*PROBLEM DESCRIPTION*.
Select every line below containing the word "with".

(Data tied to figure images)
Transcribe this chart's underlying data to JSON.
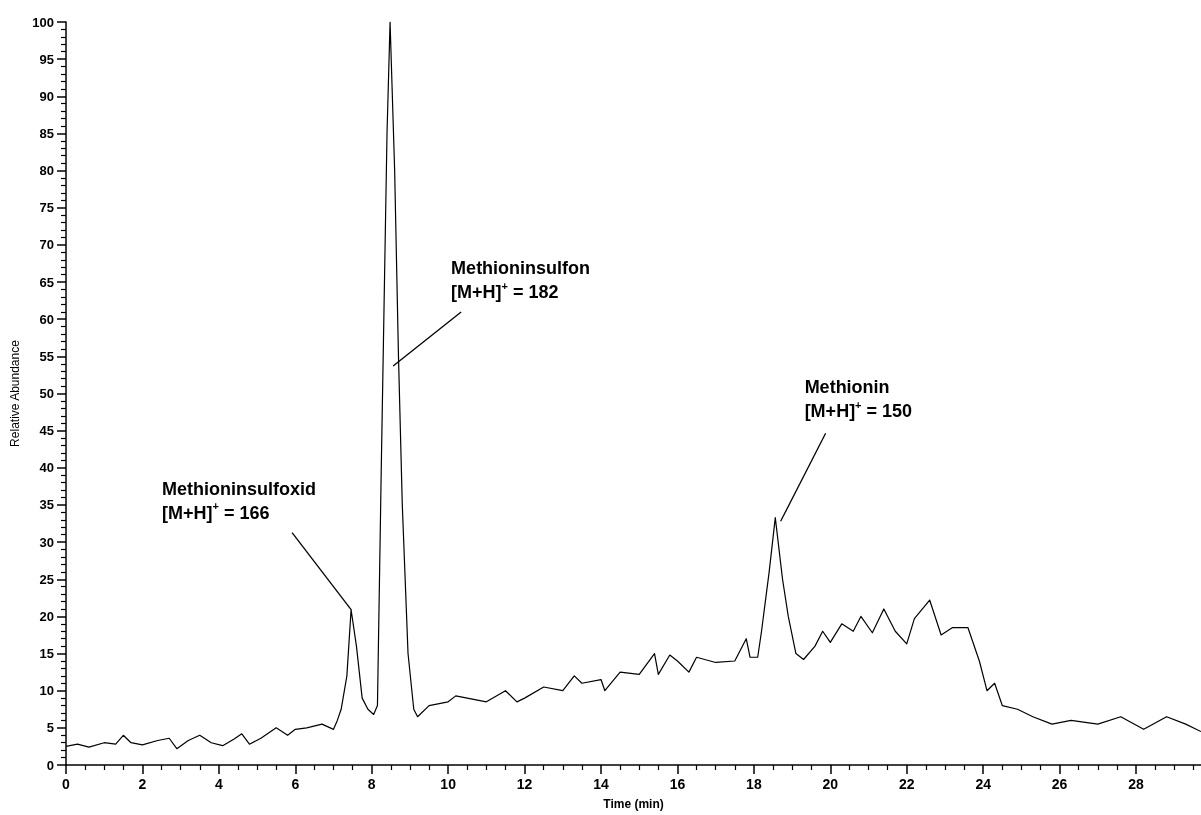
{
  "chart_data": {
    "type": "line",
    "xlabel": "Time (min)",
    "ylabel": "Relative Abundance",
    "xlim": [
      0,
      29.7
    ],
    "xticks": [
      0,
      2,
      4,
      6,
      8,
      10,
      12,
      14,
      16,
      18,
      20,
      22,
      24,
      26,
      28
    ],
    "ylim": [
      0,
      100
    ],
    "yticks": [
      0,
      5,
      10,
      15,
      20,
      25,
      30,
      35,
      40,
      45,
      50,
      55,
      60,
      65,
      70,
      75,
      80,
      85,
      90,
      95,
      100
    ],
    "grid": false,
    "marker": "none",
    "line_style": "solid",
    "series": [
      {
        "color": "#000000",
        "x": [
          0,
          0.3,
          0.6,
          1.0,
          1.3,
          1.5,
          1.7,
          2.0,
          2.4,
          2.7,
          2.9,
          3.2,
          3.5,
          3.8,
          4.1,
          4.4,
          4.6,
          4.8,
          5.1,
          5.5,
          5.8,
          6.0,
          6.3,
          6.7,
          7.0,
          7.1,
          7.2,
          7.35,
          7.46,
          7.6,
          7.75,
          7.9,
          8.05,
          8.15,
          8.25,
          8.4,
          8.48,
          8.6,
          8.7,
          8.8,
          8.95,
          9.1,
          9.2,
          9.5,
          10.0,
          10.2,
          10.5,
          11.0,
          11.5,
          11.8,
          12.0,
          12.5,
          13.0,
          13.3,
          13.5,
          14.0,
          14.1,
          14.5,
          15.0,
          15.4,
          15.5,
          15.8,
          16.0,
          16.3,
          16.5,
          17.0,
          17.5,
          17.8,
          17.9,
          18.1,
          18.2,
          18.4,
          18.56,
          18.75,
          18.9,
          19.1,
          19.3,
          19.6,
          19.8,
          20.0,
          20.3,
          20.6,
          20.8,
          21.1,
          21.4,
          21.7,
          22.0,
          22.2,
          22.6,
          22.9,
          23.2,
          23.6,
          23.9,
          24.1,
          24.3,
          24.5,
          24.9,
          25.3,
          25.8,
          26.3,
          27.0,
          27.6,
          28.2,
          28.8,
          29.3,
          29.7
        ],
        "values": [
          2.5,
          2.8,
          2.4,
          3.0,
          2.8,
          4.0,
          3.0,
          2.7,
          3.3,
          3.6,
          2.2,
          3.3,
          4.0,
          3.0,
          2.6,
          3.5,
          4.2,
          2.8,
          3.6,
          5.0,
          4.0,
          4.8,
          5.0,
          5.5,
          4.8,
          6.0,
          7.5,
          12.0,
          20.9,
          16.0,
          9.0,
          7.5,
          6.8,
          8.0,
          40.0,
          85.0,
          100,
          80.0,
          55.0,
          35.0,
          15.0,
          7.5,
          6.5,
          8.0,
          8.5,
          9.3,
          9.0,
          8.5,
          10.0,
          8.5,
          9.0,
          10.5,
          10.0,
          12.0,
          11.0,
          11.5,
          10.0,
          12.5,
          12.2,
          15.0,
          12.2,
          14.8,
          14.0,
          12.5,
          14.5,
          13.8,
          14.0,
          17.0,
          14.5,
          14.5,
          18.0,
          26.0,
          33.3,
          25.0,
          20.0,
          15.0,
          14.2,
          16.0,
          18.0,
          16.5,
          19.0,
          18.0,
          20.0,
          17.8,
          21.0,
          18.0,
          16.3,
          19.7,
          22.2,
          17.5,
          18.5,
          18.5,
          14.0,
          10.0,
          11.0,
          8.0,
          7.5,
          6.5,
          5.5,
          6.0,
          5.5,
          6.5,
          4.8,
          6.5,
          5.5,
          4.5
        ]
      }
    ],
    "annotations": [
      {
        "text": "Methioninsulfoxid\n[M+H]$^{+}$ = 166",
        "x": 7.46,
        "y": 20.9
      },
      {
        "text": "Methioninsulfon\n[M+H]$^{+}$ = 182",
        "x": 8.56,
        "y": 53.7
      },
      {
        "text": "Methionin\n[M+H]$^{+}$ = 150",
        "x": 18.7,
        "y": 32.8
      }
    ]
  }
}
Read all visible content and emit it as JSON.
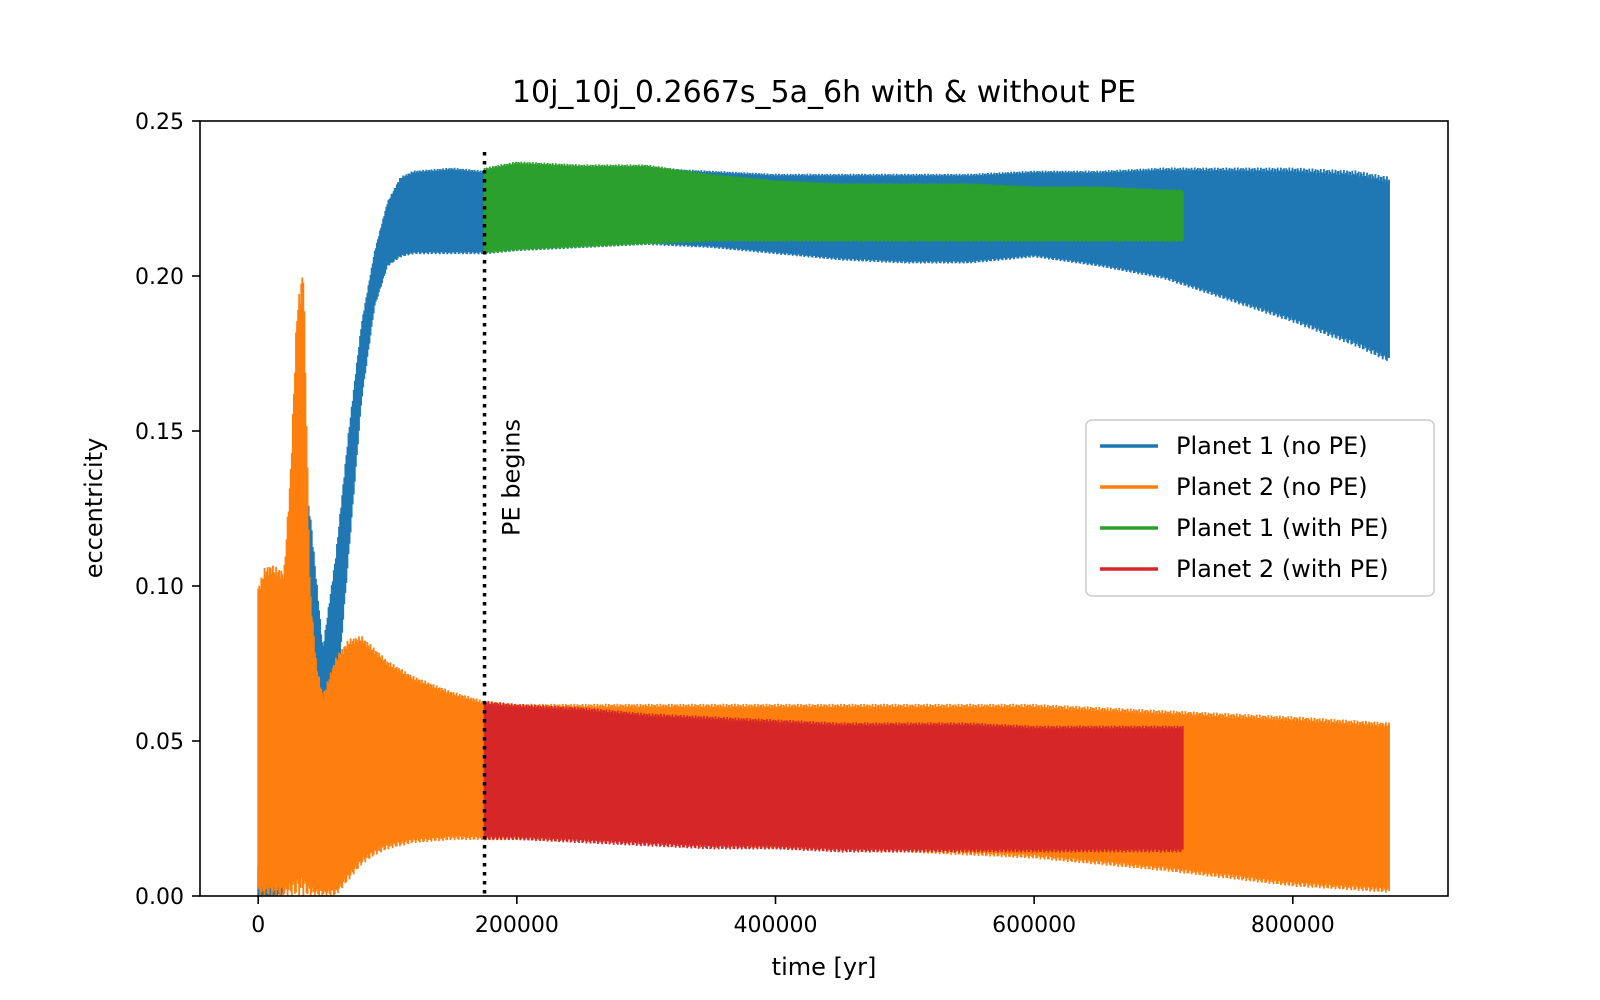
{
  "chart_data": {
    "type": "area",
    "title": "10j_10j_0.2667s_5a_6h with & without PE",
    "xlabel": "time [yr]",
    "ylabel": "eccentricity",
    "xlim": [
      -45000,
      920000
    ],
    "ylim": [
      0,
      0.25
    ],
    "x_ticks": [
      0,
      200000,
      400000,
      600000,
      800000
    ],
    "x_tick_labels": [
      "0",
      "200000",
      "400000",
      "600000",
      "800000"
    ],
    "y_ticks": [
      0,
      0.05,
      0.1,
      0.15,
      0.2,
      0.25
    ],
    "y_tick_labels": [
      "0.00",
      "0.05",
      "0.10",
      "0.15",
      "0.20",
      "0.25"
    ],
    "grid": false,
    "legend_position": "center-right",
    "annotation": {
      "text": "PE begins",
      "x": 175000
    },
    "series": [
      {
        "name": "Planet 1 (no PE)",
        "color": "#1f77b4",
        "x": [
          0,
          10000,
          20000,
          30000,
          40000,
          50000,
          60000,
          70000,
          80000,
          90000,
          100000,
          110000,
          120000,
          150000,
          175000,
          200000,
          250000,
          300000,
          350000,
          400000,
          450000,
          500000,
          550000,
          600000,
          650000,
          700000,
          750000,
          800000,
          850000,
          875000
        ],
        "upper": [
          0.01,
          0.012,
          0.03,
          0.135,
          0.125,
          0.08,
          0.11,
          0.15,
          0.185,
          0.208,
          0.224,
          0.232,
          0.234,
          0.235,
          0.234,
          0.235,
          0.235,
          0.235,
          0.234,
          0.233,
          0.233,
          0.233,
          0.233,
          0.234,
          0.234,
          0.235,
          0.235,
          0.235,
          0.234,
          0.232
        ],
        "lower": [
          0.0,
          0.0,
          0.0,
          0.05,
          0.03,
          0.04,
          0.06,
          0.11,
          0.16,
          0.19,
          0.203,
          0.206,
          0.207,
          0.207,
          0.207,
          0.208,
          0.209,
          0.21,
          0.209,
          0.207,
          0.205,
          0.204,
          0.204,
          0.206,
          0.203,
          0.199,
          0.192,
          0.185,
          0.177,
          0.172
        ]
      },
      {
        "name": "Planet 2 (no PE)",
        "color": "#ff7f0e",
        "x": [
          0,
          5000,
          10000,
          20000,
          25000,
          30000,
          35000,
          40000,
          45000,
          50000,
          60000,
          70000,
          80000,
          90000,
          100000,
          120000,
          150000,
          175000,
          200000,
          300000,
          400000,
          500000,
          600000,
          700000,
          800000,
          875000
        ],
        "upper": [
          0.1,
          0.106,
          0.107,
          0.105,
          0.137,
          0.19,
          0.204,
          0.1,
          0.075,
          0.065,
          0.077,
          0.083,
          0.084,
          0.08,
          0.076,
          0.071,
          0.066,
          0.063,
          0.062,
          0.062,
          0.062,
          0.062,
          0.062,
          0.06,
          0.058,
          0.056
        ],
        "lower": [
          0.0,
          0.0,
          0.0,
          0.0,
          0.0,
          0.0,
          0.0,
          0.0,
          0.0,
          0.0,
          0.0,
          0.005,
          0.01,
          0.013,
          0.015,
          0.017,
          0.018,
          0.018,
          0.018,
          0.017,
          0.015,
          0.014,
          0.012,
          0.008,
          0.003,
          0.001
        ]
      },
      {
        "name": "Planet 1 (with PE)",
        "color": "#2ca02c",
        "x": [
          175000,
          200000,
          250000,
          300000,
          350000,
          400000,
          450000,
          500000,
          550000,
          600000,
          650000,
          700000,
          715000
        ],
        "upper": [
          0.235,
          0.237,
          0.236,
          0.236,
          0.233,
          0.231,
          0.23,
          0.23,
          0.23,
          0.229,
          0.229,
          0.228,
          0.228
        ],
        "lower": [
          0.207,
          0.208,
          0.209,
          0.21,
          0.211,
          0.211,
          0.211,
          0.211,
          0.211,
          0.211,
          0.211,
          0.211,
          0.211
        ]
      },
      {
        "name": "Planet 2 (with PE)",
        "color": "#d62728",
        "x": [
          175000,
          200000,
          250000,
          300000,
          350000,
          400000,
          450000,
          500000,
          550000,
          600000,
          650000,
          700000,
          715000
        ],
        "upper": [
          0.063,
          0.062,
          0.061,
          0.059,
          0.058,
          0.057,
          0.056,
          0.056,
          0.056,
          0.055,
          0.055,
          0.055,
          0.055
        ],
        "lower": [
          0.018,
          0.018,
          0.017,
          0.016,
          0.015,
          0.015,
          0.014,
          0.014,
          0.014,
          0.014,
          0.014,
          0.014,
          0.014
        ]
      }
    ]
  }
}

*RESULT*.
    "title": "10j_10j_0.2667s_5a_6h with & without PE",
        "name": "Planet 1 (with PE)",
        "name": "Planet 2 (with PE)",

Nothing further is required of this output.